**Exercise instructions**
Look through the records below and collect all lines that hold the string "Level".

Dataset items
········
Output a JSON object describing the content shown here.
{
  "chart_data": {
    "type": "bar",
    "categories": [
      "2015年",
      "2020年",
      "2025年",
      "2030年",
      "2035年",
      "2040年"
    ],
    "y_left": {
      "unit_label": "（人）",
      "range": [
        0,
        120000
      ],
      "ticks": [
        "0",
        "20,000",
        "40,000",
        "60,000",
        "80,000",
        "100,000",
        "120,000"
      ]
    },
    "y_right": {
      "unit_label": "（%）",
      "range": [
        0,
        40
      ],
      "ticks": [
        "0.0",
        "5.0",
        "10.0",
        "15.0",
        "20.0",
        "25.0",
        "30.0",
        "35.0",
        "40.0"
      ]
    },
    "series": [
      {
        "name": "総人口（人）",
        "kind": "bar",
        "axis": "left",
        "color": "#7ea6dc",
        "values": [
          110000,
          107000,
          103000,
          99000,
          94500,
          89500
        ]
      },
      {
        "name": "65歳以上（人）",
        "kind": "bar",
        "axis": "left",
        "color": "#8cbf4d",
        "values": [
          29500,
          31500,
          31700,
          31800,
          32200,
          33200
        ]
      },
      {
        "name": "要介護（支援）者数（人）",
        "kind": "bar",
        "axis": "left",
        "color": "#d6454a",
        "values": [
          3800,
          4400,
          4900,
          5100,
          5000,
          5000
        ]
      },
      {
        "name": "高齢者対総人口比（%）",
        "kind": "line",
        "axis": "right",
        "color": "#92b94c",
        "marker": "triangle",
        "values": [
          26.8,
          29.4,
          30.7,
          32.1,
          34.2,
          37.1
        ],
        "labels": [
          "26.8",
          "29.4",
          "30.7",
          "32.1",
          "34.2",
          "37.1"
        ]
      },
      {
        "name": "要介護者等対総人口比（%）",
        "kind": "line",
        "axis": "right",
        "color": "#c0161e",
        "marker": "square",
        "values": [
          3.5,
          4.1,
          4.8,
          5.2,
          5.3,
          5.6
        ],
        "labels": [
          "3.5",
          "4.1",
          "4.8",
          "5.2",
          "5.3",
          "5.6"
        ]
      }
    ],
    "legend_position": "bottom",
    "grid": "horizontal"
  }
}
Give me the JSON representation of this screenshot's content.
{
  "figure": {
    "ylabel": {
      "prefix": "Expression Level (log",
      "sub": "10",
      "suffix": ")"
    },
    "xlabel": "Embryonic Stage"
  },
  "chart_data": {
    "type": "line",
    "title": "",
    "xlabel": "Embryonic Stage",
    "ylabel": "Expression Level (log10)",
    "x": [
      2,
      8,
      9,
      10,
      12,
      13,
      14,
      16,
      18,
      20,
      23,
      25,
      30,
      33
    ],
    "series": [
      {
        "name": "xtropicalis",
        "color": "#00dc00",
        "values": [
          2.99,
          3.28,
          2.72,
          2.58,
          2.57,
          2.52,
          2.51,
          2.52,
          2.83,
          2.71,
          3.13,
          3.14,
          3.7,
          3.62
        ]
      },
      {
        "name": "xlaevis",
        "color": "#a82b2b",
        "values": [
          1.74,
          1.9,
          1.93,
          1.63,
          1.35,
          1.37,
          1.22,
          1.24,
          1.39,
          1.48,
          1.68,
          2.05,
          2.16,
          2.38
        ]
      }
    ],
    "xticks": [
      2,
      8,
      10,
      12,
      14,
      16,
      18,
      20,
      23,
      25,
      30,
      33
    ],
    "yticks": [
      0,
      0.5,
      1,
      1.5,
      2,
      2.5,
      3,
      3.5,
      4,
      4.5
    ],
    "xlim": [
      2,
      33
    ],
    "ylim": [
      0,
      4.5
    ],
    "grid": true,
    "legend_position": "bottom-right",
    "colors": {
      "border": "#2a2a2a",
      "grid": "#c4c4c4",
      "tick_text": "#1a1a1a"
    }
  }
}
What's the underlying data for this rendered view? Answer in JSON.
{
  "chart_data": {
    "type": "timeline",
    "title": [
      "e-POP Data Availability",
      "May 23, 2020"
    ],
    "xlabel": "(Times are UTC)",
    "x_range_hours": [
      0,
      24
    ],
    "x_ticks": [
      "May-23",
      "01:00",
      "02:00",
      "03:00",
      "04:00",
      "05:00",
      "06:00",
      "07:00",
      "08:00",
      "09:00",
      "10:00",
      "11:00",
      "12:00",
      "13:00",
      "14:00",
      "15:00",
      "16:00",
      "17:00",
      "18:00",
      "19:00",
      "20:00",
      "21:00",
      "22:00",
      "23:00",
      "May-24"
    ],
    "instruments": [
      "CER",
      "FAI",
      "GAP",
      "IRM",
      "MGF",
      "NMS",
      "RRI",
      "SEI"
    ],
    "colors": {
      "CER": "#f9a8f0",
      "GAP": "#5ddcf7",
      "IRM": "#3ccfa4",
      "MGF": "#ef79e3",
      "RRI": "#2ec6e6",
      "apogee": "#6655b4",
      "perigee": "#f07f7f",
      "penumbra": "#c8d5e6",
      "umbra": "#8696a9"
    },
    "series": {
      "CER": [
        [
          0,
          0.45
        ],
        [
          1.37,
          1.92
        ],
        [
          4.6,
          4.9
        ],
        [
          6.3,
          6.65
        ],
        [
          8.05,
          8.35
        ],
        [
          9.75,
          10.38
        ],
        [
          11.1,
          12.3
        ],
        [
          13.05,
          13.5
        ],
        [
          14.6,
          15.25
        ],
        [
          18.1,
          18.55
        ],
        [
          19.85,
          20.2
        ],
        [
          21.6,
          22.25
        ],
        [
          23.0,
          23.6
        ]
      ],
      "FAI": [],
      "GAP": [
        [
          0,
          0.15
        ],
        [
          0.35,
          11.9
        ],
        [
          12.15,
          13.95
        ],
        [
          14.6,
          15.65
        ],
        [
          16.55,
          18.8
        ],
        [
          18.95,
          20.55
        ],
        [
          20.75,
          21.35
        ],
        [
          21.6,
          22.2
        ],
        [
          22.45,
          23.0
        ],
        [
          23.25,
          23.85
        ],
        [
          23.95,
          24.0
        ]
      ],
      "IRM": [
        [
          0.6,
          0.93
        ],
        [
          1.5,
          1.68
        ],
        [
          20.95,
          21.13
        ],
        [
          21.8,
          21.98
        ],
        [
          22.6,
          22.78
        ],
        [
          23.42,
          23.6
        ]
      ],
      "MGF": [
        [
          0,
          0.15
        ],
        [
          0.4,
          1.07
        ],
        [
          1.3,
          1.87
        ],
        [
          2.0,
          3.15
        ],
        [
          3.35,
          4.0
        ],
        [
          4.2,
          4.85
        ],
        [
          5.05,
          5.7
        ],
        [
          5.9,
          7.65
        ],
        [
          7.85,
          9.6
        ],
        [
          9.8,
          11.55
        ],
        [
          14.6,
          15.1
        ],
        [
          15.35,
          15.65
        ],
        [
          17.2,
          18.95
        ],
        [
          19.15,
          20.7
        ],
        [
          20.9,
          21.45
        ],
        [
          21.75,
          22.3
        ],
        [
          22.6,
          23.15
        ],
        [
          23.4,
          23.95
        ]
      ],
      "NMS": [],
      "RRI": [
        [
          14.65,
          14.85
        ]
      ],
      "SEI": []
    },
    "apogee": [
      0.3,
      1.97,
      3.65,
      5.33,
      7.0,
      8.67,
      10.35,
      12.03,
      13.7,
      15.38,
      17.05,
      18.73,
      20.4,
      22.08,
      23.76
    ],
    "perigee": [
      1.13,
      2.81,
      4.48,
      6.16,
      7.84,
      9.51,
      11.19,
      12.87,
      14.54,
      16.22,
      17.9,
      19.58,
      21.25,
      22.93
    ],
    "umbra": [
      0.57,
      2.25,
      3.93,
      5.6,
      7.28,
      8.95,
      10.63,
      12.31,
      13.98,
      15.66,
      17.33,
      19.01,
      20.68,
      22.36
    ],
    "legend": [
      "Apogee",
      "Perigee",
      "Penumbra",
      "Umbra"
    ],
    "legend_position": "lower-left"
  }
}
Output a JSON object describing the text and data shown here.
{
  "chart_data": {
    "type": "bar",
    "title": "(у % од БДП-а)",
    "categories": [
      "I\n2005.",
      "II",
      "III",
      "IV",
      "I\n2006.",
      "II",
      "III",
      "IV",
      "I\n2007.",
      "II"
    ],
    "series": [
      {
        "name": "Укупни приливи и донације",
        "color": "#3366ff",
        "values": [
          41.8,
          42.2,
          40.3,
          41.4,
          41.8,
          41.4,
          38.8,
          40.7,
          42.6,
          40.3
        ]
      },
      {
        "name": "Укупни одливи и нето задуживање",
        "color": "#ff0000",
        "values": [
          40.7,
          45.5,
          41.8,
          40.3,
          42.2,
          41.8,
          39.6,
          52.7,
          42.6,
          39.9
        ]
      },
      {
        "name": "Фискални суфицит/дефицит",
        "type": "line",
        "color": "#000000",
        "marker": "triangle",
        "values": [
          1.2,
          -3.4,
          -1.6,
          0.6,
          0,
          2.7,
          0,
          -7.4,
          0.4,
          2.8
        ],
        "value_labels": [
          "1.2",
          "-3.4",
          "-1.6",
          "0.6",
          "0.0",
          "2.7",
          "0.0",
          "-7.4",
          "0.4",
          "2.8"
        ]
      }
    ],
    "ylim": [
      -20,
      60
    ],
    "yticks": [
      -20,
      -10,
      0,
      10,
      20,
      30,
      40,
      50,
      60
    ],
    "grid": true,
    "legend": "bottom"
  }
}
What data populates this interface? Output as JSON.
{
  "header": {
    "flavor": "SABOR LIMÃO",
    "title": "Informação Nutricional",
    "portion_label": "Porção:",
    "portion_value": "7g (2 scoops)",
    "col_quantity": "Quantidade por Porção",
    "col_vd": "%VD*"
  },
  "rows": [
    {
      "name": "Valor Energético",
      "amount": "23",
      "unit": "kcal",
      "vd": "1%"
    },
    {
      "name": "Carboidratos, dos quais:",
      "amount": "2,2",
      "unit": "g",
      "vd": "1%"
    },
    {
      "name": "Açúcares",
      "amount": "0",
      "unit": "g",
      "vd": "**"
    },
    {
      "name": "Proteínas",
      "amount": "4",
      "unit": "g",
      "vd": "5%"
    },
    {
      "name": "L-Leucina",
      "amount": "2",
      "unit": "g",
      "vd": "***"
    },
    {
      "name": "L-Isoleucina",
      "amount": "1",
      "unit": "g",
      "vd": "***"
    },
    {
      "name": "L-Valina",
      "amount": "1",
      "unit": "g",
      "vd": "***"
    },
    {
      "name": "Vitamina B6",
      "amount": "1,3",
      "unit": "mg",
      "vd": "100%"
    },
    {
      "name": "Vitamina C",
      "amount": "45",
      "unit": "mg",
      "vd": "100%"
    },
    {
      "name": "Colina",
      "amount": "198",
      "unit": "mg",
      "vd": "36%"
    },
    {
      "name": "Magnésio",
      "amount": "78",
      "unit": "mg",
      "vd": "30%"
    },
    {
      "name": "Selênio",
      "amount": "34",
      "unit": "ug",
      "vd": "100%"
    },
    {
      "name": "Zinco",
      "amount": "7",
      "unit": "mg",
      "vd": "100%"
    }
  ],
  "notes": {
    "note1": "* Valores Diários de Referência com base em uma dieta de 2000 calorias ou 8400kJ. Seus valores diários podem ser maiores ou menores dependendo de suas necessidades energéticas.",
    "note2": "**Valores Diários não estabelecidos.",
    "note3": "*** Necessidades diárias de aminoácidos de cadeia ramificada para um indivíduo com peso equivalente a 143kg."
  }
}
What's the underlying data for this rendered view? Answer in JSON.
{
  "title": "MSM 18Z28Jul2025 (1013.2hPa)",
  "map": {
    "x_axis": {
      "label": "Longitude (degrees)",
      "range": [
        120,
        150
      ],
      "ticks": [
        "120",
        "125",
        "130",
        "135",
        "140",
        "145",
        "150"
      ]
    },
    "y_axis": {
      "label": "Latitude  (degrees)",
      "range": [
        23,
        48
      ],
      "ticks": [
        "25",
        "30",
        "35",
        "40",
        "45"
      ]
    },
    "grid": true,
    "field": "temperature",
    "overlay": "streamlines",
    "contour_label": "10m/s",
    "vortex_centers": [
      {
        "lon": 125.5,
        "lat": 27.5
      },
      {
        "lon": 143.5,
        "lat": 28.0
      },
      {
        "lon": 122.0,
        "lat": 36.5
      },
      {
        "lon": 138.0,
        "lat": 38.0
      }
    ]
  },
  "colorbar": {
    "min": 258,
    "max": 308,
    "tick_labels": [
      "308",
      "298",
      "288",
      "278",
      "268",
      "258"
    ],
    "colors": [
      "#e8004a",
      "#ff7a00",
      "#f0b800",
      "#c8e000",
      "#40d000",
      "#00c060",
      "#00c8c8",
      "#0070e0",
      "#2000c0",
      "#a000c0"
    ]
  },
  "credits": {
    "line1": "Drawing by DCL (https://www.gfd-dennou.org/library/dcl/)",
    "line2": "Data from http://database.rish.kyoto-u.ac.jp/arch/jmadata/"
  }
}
········
**Finished exercise**
      "prefix": "Expression Level (log",
    "ylabel": "Expression Level (log10)",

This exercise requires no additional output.